Aim: Copy every line of the listing below verbatim, changing nothing and leaving nothing out.

____

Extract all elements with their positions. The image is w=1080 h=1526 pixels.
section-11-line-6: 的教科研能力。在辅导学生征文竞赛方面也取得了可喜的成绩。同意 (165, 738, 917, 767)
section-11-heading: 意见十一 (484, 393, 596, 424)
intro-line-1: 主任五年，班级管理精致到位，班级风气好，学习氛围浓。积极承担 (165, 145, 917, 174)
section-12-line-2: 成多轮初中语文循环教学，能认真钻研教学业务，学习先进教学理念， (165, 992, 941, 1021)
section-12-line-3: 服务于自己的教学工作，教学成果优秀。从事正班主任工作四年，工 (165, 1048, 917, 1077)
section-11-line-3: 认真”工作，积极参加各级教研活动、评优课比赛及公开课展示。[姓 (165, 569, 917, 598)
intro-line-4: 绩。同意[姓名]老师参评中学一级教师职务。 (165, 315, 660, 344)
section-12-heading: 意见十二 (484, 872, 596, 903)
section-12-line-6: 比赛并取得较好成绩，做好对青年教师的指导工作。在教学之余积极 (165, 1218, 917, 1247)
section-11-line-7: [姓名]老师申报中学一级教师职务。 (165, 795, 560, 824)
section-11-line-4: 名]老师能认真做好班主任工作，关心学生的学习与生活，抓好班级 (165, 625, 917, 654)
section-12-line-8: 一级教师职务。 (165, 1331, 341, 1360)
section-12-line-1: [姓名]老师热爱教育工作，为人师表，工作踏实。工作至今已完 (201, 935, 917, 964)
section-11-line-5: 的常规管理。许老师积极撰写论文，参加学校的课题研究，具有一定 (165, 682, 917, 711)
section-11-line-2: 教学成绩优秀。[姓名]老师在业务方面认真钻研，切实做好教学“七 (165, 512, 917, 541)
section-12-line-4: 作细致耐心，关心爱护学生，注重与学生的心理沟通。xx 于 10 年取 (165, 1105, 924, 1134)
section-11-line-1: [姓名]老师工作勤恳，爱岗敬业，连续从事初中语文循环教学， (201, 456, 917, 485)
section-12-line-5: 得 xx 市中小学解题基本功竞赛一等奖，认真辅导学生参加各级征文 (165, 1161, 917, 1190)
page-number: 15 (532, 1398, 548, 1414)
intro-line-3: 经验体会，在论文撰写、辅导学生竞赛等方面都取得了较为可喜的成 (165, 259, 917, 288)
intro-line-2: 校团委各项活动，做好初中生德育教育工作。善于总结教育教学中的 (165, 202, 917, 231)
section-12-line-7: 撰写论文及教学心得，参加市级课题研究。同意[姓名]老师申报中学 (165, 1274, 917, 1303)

____

Written solution:
Extract all elements with their positions. The image is w=1080 h=1526 pixels.
section-11-line-6: 的教科研能力。在辅导学生征文竞赛方面也取得了可喜的成绩。同意 (165, 738, 917, 767)
section-11-heading: 意见十一 (484, 393, 596, 424)
intro-line-1: 主任五年，班级管理精致到位，班级风气好，学习氛围浓。积极承担 (165, 145, 917, 174)
section-12-line-2: 成多轮初中语文循环教学，能认真钻研教学业务，学习先进教学理念， (165, 992, 941, 1021)
section-12-line-3: 服务于自己的教学工作，教学成果优秀。从事正班主任工作四年，工 (165, 1048, 917, 1077)
section-11-line-3: 认真”工作，积极参加各级教研活动、评优课比赛及公开课展示。[姓 (165, 569, 917, 598)
intro-line-4: 绩。同意[姓名]老师参评中学一级教师职务。 (165, 315, 660, 344)
section-12-heading: 意见十二 (484, 872, 596, 903)
section-12-line-6: 比赛并取得较好成绩，做好对青年教师的指导工作。在教学之余积极 (165, 1218, 917, 1247)
section-11-line-7: [姓名]老师申报中学一级教师职务。 (165, 795, 560, 824)
section-11-line-4: 名]老师能认真做好班主任工作，关心学生的学习与生活，抓好班级 (165, 625, 917, 654)
section-12-line-8: 一级教师职务。 (165, 1331, 341, 1360)
section-12-line-1: [姓名]老师热爱教育工作，为人师表，工作踏实。工作至今已完 (201, 935, 917, 964)
section-11-line-5: 的常规管理。许老师积极撰写论文，参加学校的课题研究，具有一定 (165, 682, 917, 711)
section-11-line-2: 教学成绩优秀。[姓名]老师在业务方面认真钻研，切实做好教学“七 (165, 512, 917, 541)
section-12-line-4: 作细致耐心，关心爱护学生，注重与学生的心理沟通。xx 于 10 年取 (165, 1105, 924, 1134)
section-11-line-1: [姓名]老师工作勤恳，爱岗敬业，连续从事初中语文循环教学， (201, 456, 917, 485)
section-12-line-5: 得 xx 市中小学解题基本功竞赛一等奖，认真辅导学生参加各级征文 (165, 1161, 917, 1190)
page-number: 15 (532, 1398, 548, 1414)
intro-line-3: 经验体会，在论文撰写、辅导学生竞赛等方面都取得了较为可喜的成 (165, 259, 917, 288)
intro-line-2: 校团委各项活动，做好初中生德育教育工作。善于总结教育教学中的 (165, 202, 917, 231)
section-12-line-7: 撰写论文及教学心得，参加市级课题研究。同意[姓名]老师申报中学 (165, 1274, 917, 1303)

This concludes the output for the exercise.